What this task involves — From the entries below, gather each line containing the word "data".

[A run of records]
╔══

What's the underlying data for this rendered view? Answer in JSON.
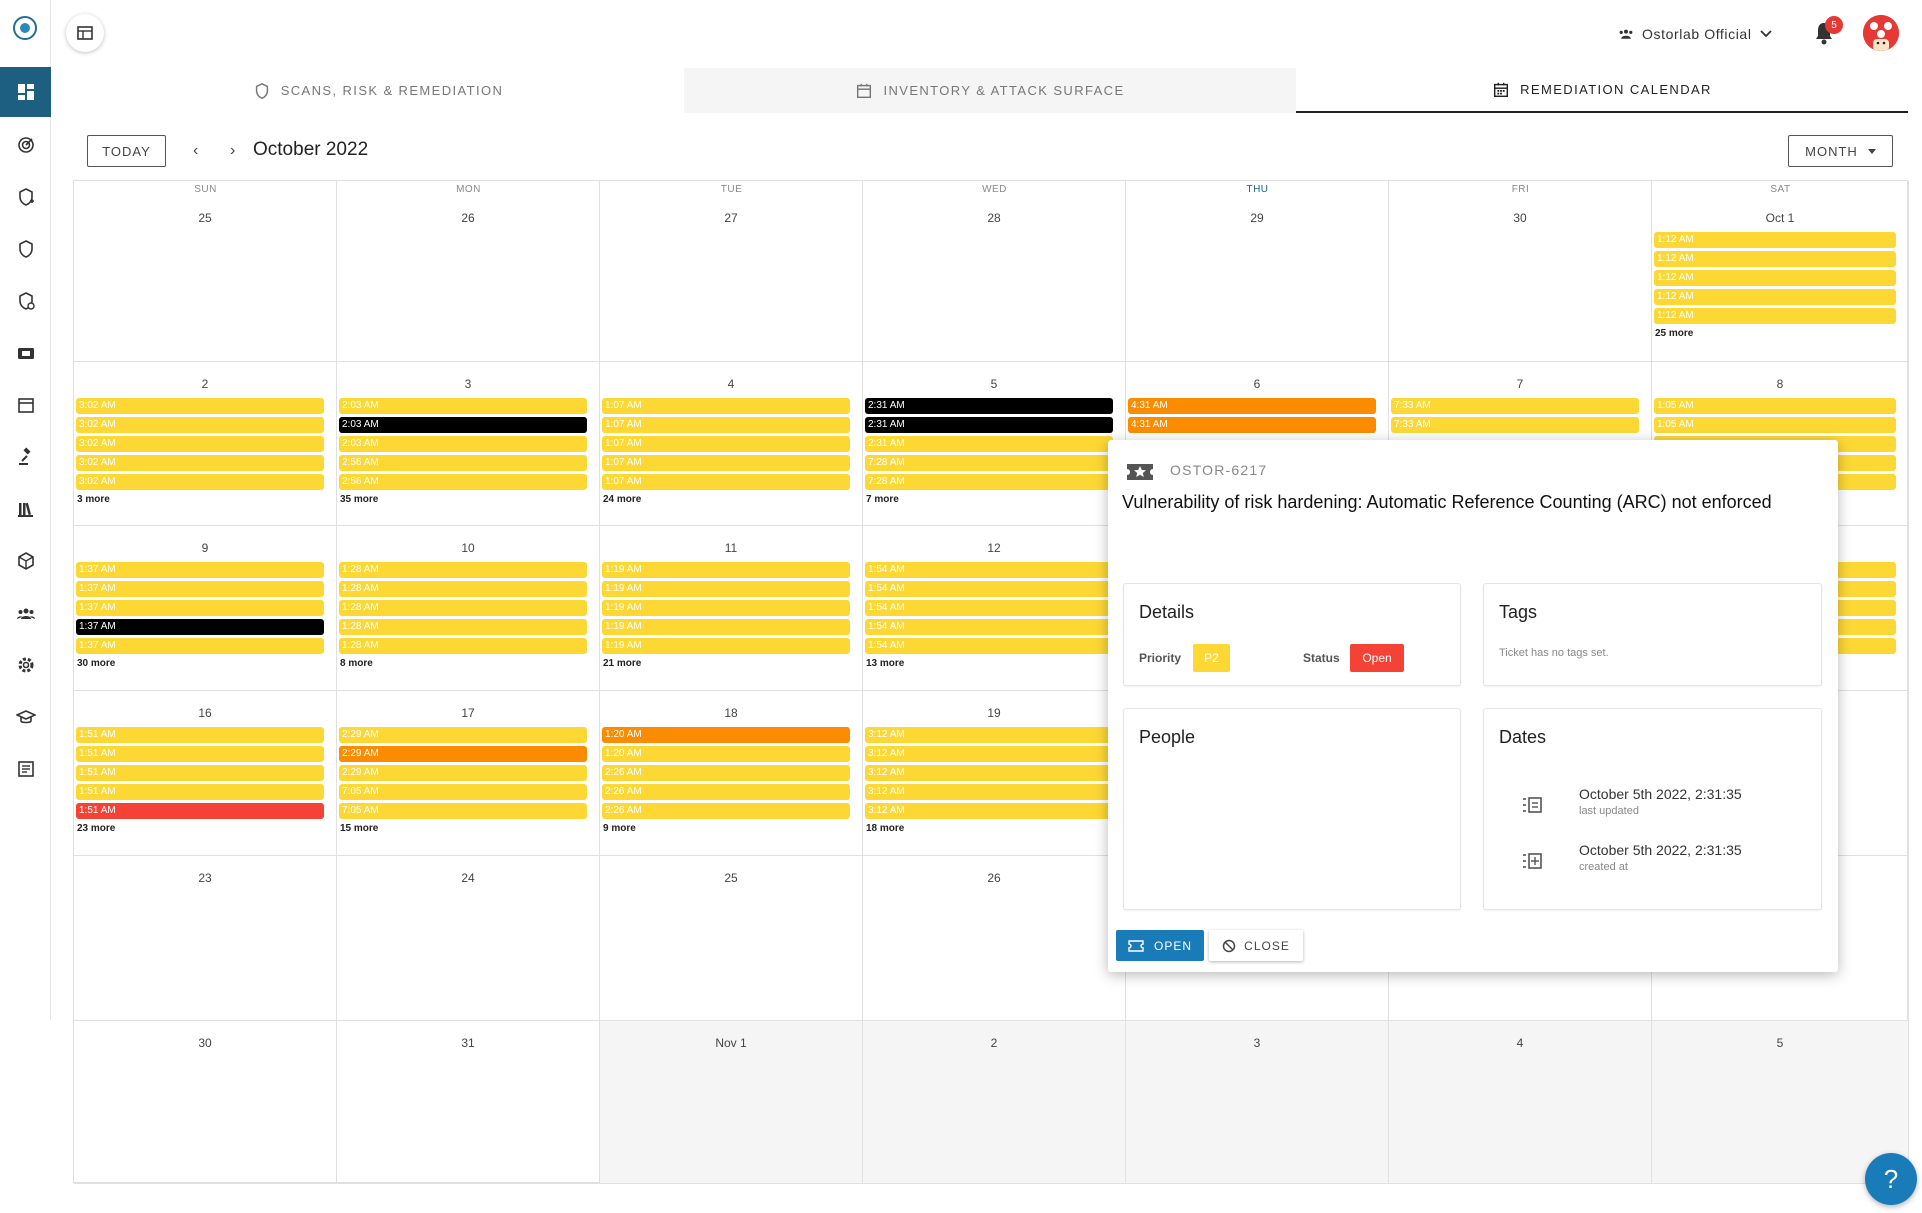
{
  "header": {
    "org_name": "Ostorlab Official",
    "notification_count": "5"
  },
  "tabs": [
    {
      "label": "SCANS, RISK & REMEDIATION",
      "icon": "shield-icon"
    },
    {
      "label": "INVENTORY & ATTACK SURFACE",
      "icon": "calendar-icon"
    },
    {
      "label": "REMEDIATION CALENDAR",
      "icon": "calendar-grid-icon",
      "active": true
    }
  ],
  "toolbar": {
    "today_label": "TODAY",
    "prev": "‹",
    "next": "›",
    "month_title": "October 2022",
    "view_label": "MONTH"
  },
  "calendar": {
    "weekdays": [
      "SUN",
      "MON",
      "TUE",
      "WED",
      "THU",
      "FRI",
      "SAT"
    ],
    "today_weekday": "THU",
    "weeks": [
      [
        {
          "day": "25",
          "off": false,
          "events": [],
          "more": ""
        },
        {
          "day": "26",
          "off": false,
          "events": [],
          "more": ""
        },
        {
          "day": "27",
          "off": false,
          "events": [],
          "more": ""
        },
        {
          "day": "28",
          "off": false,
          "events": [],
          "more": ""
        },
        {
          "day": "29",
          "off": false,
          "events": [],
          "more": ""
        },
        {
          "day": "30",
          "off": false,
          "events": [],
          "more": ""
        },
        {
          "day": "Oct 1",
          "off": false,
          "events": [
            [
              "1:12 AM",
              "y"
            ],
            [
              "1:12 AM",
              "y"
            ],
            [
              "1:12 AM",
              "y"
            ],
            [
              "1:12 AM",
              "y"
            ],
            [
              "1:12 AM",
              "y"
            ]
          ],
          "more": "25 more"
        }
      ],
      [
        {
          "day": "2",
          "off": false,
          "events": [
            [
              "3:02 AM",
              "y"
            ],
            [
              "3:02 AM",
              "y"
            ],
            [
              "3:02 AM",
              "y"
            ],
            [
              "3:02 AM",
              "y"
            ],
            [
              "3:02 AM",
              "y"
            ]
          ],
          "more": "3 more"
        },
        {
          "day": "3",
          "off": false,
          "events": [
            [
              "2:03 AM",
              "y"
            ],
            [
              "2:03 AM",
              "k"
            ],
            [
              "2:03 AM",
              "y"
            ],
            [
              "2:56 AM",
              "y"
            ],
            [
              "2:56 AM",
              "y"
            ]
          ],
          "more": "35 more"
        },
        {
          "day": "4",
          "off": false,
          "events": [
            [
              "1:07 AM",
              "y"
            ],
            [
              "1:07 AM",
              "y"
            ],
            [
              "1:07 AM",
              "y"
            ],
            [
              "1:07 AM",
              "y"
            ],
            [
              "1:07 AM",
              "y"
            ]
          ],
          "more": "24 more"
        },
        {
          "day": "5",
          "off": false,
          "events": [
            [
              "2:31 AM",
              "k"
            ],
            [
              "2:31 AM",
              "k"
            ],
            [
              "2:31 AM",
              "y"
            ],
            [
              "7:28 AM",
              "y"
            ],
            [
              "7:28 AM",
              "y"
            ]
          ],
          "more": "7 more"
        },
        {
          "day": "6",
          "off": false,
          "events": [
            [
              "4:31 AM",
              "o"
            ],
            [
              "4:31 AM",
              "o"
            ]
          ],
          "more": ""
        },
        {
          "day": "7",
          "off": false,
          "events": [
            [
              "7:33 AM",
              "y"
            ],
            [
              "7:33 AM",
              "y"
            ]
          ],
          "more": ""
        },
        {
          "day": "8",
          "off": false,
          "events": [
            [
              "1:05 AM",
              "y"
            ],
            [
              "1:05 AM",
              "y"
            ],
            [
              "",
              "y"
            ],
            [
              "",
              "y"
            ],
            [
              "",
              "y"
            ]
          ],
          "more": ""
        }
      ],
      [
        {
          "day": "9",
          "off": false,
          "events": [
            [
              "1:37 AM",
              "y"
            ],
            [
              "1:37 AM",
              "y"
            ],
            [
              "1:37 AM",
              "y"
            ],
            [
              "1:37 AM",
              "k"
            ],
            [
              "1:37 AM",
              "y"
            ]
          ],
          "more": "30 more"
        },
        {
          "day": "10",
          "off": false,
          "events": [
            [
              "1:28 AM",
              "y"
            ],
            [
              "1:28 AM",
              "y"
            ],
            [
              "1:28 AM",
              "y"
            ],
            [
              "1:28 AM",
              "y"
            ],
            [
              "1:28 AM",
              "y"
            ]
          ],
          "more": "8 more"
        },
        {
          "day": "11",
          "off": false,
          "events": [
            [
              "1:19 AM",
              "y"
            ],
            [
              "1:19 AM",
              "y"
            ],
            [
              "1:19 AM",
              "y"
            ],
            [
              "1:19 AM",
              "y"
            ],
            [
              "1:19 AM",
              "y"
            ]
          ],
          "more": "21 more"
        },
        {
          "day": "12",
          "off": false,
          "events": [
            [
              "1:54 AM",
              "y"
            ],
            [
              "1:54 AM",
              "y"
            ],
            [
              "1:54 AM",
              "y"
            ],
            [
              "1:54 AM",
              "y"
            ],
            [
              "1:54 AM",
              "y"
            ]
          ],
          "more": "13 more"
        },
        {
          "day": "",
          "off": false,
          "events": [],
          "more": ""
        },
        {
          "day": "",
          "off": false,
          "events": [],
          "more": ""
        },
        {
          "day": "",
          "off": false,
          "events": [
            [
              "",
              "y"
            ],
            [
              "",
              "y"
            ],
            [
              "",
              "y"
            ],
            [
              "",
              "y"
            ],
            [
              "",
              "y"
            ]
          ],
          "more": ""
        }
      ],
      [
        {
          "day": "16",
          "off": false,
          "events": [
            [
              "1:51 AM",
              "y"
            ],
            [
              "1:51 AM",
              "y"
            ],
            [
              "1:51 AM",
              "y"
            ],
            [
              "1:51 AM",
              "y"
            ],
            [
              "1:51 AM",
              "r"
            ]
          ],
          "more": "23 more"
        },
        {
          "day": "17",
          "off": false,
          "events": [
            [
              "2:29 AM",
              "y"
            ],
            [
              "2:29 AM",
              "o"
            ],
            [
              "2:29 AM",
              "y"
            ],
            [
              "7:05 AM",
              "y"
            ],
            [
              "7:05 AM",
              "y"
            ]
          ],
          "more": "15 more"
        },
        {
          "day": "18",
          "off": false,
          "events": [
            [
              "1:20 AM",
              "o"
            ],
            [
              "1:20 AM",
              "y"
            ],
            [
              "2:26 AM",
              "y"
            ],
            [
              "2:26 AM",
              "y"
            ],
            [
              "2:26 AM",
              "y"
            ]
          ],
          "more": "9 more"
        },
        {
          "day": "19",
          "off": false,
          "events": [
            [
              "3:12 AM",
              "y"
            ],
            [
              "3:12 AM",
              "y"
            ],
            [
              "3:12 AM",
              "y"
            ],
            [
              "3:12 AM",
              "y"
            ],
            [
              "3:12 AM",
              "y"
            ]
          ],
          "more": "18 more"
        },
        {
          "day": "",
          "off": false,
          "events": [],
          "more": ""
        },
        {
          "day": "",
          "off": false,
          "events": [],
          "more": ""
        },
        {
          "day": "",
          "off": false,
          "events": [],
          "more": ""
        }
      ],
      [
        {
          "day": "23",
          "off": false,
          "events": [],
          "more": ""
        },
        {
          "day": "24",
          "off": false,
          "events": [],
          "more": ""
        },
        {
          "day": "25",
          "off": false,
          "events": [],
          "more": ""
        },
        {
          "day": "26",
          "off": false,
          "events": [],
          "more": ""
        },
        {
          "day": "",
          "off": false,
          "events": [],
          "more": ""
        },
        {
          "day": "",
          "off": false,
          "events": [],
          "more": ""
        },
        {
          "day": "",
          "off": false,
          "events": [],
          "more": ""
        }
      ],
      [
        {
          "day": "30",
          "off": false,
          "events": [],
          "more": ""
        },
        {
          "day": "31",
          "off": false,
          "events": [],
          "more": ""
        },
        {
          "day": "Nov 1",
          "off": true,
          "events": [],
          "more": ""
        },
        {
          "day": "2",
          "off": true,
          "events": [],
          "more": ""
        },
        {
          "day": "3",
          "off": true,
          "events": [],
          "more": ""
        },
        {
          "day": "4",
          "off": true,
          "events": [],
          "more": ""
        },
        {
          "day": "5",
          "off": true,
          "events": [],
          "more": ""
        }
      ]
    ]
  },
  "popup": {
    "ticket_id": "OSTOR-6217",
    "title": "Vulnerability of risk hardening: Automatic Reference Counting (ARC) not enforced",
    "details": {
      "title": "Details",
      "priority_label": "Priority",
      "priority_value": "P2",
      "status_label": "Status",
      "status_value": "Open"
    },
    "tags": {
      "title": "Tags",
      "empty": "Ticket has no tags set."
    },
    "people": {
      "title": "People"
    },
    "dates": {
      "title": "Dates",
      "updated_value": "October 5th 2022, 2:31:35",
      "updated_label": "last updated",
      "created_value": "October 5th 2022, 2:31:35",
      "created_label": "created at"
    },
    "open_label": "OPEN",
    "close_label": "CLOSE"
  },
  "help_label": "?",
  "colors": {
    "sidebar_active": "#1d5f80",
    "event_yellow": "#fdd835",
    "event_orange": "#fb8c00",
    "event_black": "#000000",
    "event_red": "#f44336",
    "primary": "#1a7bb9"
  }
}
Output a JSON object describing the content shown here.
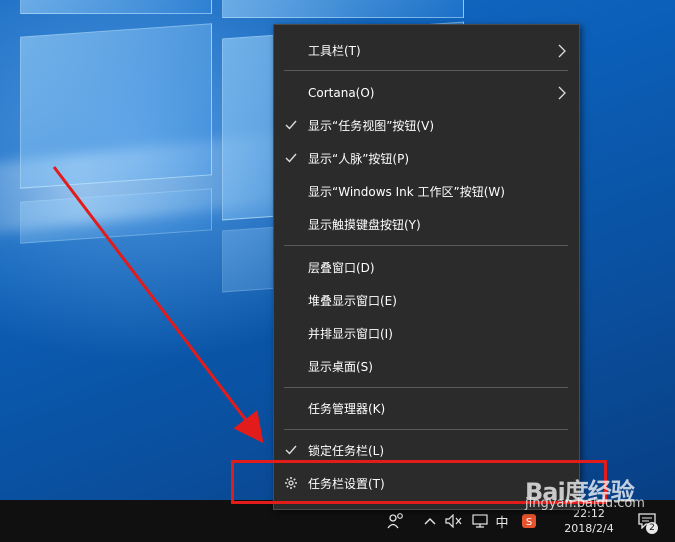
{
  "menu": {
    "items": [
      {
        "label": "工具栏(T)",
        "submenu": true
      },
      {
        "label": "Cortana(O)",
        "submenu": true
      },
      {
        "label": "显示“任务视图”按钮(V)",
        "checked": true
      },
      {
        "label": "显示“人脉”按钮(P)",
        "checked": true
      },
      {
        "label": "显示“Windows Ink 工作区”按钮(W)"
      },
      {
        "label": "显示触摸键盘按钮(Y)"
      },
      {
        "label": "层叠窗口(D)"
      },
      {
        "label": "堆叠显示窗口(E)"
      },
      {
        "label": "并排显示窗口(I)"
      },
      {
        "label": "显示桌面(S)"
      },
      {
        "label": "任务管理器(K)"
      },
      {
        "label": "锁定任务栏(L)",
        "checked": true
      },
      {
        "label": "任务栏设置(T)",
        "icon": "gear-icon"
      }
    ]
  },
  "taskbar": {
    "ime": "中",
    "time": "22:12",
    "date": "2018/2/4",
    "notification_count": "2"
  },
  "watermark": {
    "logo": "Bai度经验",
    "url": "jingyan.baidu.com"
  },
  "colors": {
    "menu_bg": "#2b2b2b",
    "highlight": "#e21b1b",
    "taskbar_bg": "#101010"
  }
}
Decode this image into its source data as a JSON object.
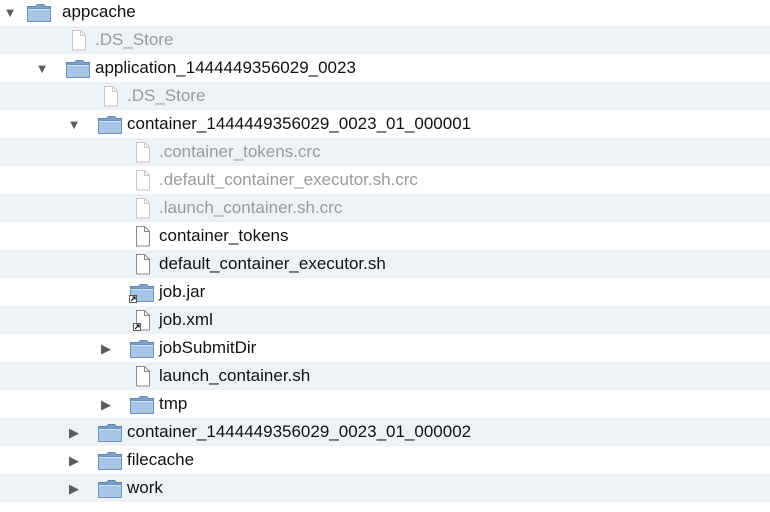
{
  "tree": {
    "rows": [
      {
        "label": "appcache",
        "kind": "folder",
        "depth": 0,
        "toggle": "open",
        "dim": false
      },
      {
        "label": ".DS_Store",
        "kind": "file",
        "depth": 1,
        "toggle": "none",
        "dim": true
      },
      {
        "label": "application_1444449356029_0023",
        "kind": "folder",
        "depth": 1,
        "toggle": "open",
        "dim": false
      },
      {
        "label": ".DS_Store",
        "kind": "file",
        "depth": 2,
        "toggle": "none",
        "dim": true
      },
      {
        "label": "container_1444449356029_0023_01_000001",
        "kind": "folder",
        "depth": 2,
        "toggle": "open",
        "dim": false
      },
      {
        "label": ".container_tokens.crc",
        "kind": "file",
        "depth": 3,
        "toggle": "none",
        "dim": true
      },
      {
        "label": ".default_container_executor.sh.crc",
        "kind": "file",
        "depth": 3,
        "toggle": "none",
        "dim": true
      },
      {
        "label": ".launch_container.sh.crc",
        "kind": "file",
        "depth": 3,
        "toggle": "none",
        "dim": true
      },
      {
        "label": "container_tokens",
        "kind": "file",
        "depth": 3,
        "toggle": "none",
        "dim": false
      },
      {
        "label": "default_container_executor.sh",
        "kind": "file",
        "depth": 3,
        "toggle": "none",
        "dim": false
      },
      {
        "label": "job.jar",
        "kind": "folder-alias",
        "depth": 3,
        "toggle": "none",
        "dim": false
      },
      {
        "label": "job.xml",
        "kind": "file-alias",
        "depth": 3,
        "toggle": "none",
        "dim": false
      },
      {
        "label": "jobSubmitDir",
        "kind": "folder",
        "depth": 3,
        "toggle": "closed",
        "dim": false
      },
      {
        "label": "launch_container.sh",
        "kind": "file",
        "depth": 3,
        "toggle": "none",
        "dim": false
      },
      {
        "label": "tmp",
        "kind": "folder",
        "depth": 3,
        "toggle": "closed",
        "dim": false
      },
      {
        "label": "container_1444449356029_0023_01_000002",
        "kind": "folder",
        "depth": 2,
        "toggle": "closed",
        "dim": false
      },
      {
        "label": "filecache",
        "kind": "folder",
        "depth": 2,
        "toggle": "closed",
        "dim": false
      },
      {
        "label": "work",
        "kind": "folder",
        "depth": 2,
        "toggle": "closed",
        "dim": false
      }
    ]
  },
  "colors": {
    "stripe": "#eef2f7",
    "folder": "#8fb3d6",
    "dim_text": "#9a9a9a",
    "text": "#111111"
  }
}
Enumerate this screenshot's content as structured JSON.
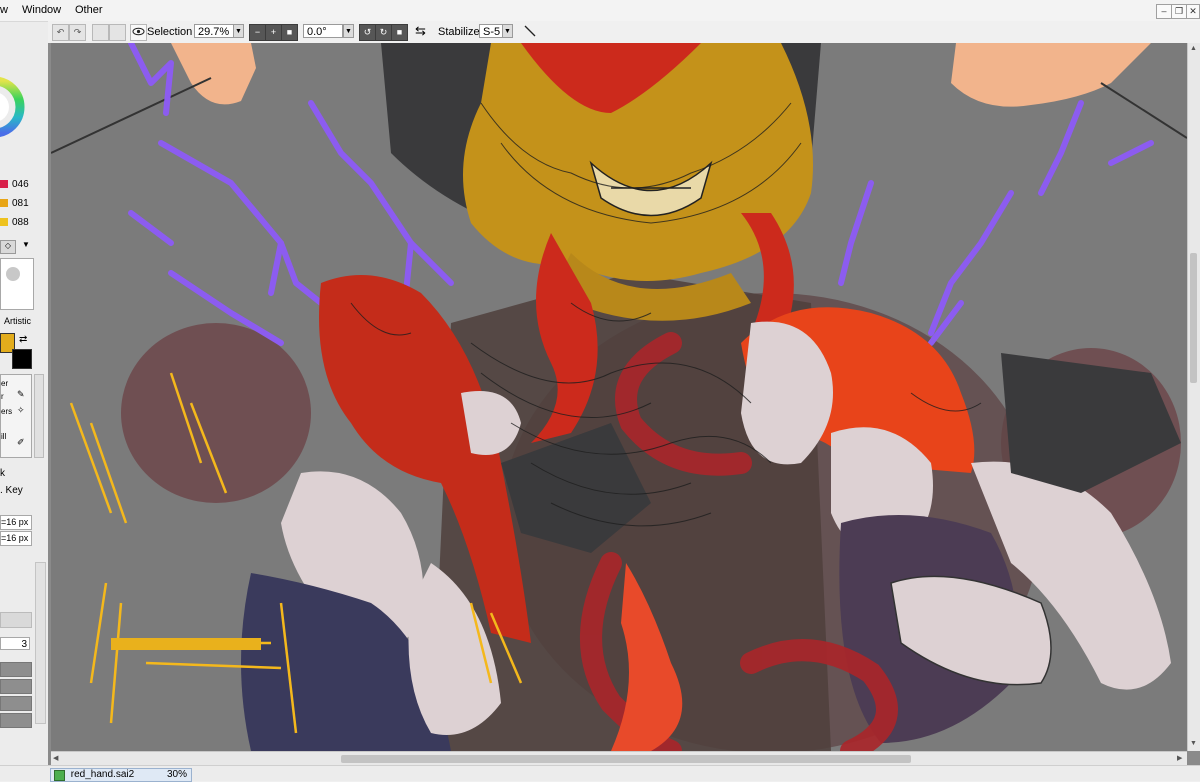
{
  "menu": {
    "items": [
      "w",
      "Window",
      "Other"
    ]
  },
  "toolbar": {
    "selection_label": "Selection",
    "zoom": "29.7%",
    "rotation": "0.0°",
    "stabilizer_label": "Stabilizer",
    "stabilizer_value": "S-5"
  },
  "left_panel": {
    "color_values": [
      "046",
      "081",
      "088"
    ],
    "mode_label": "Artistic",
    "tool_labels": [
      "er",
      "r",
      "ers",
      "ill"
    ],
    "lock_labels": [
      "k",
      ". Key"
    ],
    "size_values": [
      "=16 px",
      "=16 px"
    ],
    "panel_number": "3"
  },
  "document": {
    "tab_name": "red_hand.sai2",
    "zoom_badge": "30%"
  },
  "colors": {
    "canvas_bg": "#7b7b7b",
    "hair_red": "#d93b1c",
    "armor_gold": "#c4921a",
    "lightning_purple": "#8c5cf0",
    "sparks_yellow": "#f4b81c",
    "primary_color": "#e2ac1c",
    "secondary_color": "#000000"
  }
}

╚══

Expected output —
What's the underlying data for this rendered view? Answer in JSON.
Decode this image into its source data as a JSON object.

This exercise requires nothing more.